WHAT IS ASKED - Check each line of the listing below for the string "wire", and copy the ones that have it.

=== RECORDS TO USE ===

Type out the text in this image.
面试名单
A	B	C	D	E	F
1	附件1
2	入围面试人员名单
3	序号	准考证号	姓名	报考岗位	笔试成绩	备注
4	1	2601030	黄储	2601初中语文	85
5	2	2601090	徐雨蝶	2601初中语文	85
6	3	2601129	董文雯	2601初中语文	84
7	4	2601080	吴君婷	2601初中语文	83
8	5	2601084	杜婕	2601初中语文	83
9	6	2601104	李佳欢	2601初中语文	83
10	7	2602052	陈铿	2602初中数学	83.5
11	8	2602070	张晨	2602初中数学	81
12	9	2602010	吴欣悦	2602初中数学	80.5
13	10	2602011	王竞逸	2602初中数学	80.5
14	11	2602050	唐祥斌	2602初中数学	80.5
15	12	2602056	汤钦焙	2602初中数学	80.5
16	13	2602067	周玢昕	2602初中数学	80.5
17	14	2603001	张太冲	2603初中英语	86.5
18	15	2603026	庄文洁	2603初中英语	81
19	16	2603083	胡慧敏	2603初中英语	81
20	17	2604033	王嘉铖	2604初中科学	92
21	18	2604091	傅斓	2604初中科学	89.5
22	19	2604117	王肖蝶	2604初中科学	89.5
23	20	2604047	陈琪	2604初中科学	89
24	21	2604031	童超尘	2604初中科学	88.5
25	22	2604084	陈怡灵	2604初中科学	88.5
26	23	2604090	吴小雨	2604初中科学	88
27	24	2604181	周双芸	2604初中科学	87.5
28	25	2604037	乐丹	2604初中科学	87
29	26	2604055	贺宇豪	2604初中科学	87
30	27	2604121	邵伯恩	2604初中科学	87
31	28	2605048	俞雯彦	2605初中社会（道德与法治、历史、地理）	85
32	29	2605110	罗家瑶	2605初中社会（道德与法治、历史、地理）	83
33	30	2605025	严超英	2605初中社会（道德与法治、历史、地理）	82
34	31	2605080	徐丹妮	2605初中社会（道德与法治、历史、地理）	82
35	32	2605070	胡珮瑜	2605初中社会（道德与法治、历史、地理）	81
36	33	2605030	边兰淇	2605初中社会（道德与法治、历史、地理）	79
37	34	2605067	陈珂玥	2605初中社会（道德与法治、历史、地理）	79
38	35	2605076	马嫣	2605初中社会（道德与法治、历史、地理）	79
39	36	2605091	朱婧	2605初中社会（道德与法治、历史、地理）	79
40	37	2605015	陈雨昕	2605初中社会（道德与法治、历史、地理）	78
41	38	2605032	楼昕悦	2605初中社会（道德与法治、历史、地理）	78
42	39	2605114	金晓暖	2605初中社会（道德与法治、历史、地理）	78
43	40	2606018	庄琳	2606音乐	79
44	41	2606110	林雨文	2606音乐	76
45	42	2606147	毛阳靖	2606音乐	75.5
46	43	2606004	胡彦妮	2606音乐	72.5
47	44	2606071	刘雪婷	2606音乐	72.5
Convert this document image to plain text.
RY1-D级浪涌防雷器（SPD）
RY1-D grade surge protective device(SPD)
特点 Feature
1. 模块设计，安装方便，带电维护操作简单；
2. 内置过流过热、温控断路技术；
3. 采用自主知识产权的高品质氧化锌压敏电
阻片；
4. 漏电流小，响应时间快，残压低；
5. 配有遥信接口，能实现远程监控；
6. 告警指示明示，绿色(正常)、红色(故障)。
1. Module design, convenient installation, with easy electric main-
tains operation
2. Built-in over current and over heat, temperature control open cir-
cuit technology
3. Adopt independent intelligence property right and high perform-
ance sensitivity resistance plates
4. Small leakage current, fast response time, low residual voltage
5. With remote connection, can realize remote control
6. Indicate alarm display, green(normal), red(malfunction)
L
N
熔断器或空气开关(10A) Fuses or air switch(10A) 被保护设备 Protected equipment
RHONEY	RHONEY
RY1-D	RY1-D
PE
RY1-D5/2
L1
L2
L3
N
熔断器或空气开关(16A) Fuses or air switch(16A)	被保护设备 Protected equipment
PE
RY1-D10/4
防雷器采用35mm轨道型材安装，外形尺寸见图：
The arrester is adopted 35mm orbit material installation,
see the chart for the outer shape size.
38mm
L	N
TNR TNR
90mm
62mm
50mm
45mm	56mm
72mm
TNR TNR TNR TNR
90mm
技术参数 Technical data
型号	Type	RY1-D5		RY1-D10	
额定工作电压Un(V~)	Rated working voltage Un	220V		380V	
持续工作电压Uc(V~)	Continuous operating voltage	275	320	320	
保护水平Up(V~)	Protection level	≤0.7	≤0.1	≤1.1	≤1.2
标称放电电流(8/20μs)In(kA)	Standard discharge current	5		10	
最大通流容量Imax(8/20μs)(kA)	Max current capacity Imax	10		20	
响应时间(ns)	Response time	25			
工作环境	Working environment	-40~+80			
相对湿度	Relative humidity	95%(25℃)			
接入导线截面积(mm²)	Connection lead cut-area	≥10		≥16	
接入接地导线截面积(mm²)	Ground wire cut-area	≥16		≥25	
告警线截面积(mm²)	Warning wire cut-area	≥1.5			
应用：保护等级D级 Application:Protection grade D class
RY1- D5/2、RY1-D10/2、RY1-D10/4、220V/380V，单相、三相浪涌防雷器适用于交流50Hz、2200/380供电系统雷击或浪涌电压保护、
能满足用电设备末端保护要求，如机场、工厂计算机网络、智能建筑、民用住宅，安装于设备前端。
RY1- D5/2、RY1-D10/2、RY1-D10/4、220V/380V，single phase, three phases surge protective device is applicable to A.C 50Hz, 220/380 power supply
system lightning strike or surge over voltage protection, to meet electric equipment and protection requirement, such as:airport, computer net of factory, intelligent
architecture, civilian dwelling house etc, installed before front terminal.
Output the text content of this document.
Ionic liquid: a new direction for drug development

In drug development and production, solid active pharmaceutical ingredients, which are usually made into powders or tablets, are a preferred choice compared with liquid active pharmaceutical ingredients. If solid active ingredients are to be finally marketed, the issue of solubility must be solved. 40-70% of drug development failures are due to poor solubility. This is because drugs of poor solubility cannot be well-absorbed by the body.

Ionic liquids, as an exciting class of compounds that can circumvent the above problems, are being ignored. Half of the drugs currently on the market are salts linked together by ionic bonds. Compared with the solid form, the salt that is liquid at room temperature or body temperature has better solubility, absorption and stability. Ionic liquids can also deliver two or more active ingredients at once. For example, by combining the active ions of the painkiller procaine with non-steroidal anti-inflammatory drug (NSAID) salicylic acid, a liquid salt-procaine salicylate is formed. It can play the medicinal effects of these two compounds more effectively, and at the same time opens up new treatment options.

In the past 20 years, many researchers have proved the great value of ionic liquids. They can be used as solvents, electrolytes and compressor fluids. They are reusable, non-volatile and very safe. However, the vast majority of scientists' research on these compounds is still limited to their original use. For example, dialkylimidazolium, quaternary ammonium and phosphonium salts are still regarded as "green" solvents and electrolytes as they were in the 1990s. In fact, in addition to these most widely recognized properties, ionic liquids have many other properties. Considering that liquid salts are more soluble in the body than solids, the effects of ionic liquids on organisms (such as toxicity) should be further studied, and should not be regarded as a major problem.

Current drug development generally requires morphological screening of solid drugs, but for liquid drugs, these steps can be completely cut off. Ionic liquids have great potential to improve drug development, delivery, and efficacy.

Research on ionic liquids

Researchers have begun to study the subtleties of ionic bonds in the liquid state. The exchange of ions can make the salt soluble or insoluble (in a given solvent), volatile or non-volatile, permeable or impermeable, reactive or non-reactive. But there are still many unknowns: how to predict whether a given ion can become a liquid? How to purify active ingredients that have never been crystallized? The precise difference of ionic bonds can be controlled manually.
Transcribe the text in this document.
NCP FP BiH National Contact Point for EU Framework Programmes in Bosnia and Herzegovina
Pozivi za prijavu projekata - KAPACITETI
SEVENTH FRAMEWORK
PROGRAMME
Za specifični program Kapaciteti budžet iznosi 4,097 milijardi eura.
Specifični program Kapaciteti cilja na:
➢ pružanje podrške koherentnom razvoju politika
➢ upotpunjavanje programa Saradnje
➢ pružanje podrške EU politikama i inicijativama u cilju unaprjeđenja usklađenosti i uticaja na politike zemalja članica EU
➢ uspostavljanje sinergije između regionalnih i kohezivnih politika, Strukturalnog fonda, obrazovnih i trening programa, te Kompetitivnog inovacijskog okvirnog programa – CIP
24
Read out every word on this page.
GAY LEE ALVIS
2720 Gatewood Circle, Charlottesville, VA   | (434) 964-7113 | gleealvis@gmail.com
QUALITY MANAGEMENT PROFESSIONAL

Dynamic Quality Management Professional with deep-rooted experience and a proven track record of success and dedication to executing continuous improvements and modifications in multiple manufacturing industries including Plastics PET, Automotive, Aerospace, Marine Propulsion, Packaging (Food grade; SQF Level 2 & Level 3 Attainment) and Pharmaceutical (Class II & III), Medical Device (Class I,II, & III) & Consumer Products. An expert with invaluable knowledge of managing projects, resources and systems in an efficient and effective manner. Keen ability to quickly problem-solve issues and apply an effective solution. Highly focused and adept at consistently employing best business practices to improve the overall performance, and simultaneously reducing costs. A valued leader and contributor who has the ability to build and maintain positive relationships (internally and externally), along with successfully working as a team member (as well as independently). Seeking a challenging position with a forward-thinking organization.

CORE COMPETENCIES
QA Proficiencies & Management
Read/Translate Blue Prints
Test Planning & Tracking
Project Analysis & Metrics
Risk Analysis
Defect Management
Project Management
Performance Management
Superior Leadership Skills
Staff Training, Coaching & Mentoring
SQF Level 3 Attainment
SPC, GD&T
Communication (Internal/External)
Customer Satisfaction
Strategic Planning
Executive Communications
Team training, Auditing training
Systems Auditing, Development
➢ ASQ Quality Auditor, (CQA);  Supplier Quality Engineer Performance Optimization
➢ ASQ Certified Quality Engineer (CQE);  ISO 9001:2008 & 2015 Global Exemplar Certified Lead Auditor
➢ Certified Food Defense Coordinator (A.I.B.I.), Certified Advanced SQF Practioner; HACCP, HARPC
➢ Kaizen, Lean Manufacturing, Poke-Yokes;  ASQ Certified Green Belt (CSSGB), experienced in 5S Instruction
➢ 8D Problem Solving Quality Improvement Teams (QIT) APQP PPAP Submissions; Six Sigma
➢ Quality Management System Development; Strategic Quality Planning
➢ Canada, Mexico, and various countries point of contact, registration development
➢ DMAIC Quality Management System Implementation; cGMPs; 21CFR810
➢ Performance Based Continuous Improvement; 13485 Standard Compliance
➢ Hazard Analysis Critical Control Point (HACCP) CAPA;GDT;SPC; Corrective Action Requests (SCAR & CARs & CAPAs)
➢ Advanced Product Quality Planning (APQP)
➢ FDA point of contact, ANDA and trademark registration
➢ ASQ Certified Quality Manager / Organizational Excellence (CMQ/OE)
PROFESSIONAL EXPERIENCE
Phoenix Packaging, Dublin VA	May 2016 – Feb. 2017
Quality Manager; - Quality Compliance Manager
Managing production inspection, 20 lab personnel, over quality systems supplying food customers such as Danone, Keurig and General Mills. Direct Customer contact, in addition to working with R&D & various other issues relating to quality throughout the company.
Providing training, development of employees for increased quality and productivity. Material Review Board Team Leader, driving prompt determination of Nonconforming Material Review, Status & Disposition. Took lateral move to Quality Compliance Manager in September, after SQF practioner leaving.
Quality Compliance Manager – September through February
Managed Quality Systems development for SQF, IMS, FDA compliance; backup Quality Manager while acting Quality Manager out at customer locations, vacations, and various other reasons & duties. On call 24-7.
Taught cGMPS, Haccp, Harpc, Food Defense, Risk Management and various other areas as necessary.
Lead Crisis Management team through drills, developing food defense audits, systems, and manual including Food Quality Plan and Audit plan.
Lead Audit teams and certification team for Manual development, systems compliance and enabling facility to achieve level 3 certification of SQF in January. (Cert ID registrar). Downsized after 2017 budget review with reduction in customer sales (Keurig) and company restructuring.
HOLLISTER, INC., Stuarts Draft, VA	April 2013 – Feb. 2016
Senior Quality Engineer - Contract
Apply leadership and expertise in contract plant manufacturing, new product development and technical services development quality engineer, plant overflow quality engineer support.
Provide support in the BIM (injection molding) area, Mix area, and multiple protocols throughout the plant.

===

SOLUTION FOR THIS TASK -
接入接地导线截面积(mm²)	Ground wire cut-area	≥16		≥25	
告警线截面积(mm²)	Warning wire cut-area	≥1.5			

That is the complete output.